**Exercise:** Only the lines from the line holding "Transcribe the text in this document." to the last line should be output, each exactly as given.
### Materials provided ###
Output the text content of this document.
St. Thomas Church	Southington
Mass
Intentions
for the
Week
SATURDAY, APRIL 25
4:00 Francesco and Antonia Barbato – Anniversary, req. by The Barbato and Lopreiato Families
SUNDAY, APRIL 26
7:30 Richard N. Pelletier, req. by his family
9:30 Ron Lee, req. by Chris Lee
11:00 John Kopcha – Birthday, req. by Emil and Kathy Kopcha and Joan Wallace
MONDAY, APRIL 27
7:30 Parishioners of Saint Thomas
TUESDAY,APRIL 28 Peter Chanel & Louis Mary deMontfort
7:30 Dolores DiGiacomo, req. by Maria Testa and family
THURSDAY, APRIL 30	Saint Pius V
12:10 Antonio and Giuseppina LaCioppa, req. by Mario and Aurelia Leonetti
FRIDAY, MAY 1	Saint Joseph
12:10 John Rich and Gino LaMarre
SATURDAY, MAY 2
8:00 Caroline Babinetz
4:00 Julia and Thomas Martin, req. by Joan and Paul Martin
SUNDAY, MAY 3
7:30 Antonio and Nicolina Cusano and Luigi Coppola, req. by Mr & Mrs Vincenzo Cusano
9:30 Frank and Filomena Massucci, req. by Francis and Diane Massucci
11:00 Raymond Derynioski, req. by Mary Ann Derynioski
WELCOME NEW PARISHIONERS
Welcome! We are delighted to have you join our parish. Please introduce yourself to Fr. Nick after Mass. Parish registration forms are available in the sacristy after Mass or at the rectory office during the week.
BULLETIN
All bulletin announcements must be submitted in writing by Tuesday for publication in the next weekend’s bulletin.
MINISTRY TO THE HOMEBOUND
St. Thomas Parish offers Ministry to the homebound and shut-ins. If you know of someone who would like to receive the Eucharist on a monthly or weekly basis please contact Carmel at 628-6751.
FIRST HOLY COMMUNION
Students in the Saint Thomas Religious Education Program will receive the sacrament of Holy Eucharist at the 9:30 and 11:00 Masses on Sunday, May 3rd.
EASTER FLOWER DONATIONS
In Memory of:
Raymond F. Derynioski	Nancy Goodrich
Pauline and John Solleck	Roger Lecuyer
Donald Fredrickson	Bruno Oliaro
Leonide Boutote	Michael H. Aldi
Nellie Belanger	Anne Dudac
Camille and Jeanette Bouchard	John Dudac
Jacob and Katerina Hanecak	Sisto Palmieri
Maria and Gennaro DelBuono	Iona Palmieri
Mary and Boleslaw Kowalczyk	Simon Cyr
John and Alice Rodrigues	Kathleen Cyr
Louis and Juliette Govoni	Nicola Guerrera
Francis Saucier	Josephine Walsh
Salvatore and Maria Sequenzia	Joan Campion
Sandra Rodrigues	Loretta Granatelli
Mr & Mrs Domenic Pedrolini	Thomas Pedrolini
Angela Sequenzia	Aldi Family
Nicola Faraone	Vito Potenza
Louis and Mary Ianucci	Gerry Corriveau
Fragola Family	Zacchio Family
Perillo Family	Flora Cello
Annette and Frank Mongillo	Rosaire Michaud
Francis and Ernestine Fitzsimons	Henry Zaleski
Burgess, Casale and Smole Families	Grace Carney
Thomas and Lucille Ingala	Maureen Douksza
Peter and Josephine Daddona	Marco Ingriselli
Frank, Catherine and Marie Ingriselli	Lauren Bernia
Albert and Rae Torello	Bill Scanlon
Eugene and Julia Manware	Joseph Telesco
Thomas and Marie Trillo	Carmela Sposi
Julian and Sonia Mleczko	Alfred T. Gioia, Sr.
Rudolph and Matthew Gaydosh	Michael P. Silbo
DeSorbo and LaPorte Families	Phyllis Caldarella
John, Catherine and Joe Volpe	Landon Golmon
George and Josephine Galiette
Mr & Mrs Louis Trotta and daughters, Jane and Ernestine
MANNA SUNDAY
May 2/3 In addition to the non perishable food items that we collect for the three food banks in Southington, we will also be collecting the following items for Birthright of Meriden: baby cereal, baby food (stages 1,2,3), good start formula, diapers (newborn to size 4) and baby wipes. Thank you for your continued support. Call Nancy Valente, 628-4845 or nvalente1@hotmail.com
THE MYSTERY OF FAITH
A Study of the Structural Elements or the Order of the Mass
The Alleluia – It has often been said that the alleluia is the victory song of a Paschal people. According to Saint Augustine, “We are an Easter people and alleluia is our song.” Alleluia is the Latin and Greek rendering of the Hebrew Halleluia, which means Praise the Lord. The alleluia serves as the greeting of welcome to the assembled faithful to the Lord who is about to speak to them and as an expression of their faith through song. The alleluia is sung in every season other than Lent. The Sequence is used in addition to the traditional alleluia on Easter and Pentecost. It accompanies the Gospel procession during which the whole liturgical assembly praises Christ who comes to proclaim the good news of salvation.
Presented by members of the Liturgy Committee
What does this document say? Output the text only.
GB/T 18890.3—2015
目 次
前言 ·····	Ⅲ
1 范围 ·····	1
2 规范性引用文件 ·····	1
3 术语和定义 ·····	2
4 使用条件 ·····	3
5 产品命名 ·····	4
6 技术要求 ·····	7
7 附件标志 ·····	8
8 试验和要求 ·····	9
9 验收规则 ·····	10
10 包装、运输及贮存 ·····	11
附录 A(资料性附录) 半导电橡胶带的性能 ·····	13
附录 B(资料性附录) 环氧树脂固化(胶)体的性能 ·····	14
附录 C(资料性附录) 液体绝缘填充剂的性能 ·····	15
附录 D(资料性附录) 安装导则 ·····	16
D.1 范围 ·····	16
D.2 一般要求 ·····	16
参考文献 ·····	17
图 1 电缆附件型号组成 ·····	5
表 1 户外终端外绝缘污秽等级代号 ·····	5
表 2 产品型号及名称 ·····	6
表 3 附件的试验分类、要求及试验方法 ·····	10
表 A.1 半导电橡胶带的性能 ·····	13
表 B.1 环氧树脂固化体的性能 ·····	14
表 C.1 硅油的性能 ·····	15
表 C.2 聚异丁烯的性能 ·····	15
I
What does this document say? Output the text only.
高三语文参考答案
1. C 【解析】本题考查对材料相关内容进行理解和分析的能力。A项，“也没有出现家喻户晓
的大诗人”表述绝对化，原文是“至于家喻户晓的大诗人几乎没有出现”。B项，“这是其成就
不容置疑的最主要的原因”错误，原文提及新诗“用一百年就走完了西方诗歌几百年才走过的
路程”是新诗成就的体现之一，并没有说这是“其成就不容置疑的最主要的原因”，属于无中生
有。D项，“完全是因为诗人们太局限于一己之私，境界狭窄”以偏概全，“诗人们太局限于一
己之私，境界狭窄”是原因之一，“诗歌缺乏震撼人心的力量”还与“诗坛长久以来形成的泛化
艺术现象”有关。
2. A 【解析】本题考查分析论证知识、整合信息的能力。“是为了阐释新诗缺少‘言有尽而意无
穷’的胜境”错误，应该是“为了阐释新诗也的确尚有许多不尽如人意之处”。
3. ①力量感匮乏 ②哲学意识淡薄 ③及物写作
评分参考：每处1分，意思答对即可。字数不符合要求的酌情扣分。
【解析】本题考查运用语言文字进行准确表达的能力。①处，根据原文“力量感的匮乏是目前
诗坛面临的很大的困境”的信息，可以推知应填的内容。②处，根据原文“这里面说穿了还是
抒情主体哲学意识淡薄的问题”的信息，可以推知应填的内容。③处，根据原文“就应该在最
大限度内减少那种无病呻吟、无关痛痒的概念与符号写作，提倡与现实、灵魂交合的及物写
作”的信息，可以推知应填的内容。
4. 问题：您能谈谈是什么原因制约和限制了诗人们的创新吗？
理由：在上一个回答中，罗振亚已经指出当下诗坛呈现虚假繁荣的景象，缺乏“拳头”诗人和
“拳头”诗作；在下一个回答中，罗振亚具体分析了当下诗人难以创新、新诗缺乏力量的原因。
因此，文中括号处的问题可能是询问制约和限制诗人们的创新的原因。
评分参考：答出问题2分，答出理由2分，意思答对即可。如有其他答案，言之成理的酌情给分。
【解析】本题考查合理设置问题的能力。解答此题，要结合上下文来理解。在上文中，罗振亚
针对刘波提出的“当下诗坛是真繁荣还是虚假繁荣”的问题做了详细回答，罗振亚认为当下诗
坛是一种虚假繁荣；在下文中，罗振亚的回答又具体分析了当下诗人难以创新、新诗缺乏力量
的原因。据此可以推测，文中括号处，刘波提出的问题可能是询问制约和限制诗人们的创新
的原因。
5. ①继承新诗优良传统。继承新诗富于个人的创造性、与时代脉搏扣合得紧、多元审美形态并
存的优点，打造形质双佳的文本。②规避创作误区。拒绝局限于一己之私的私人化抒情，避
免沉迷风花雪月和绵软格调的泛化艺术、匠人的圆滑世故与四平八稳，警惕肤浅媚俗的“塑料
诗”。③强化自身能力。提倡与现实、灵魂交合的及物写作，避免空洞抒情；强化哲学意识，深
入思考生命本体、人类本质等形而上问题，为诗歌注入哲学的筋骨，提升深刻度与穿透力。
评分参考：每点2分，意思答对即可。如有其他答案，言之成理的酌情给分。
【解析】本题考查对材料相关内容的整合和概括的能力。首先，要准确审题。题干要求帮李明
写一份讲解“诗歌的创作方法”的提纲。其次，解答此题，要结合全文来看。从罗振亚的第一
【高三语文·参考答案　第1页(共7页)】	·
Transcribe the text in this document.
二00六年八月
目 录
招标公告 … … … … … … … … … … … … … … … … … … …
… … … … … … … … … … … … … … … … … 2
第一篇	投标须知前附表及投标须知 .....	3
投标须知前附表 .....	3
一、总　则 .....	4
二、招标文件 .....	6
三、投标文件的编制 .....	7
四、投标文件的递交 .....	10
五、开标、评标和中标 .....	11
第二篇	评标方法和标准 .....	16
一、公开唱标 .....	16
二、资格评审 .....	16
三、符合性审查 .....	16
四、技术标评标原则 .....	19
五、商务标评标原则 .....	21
###
**Full response:**
Transcribe the text in this document.
二00六年八月
目 录
招标公告 … … … … … … … … … … … … … … … … … … …
… … … … … … … … … … … … … … … … … 2
第一篇	投标须知前附表及投标须知 .....	3
投标须知前附表 .....	3
一、总　则 .....	4
二、招标文件 .....	6
三、投标文件的编制 .....	7
四、投标文件的递交 .....	10
五、开标、评标和中标 .....	11
第二篇	评标方法和标准 .....	16
一、公开唱标 .....	16
二、资格评审 .....	16
三、符合性审查 .....	16
四、技术标评标原则 .....	19
五、商务标评标原则 .....	21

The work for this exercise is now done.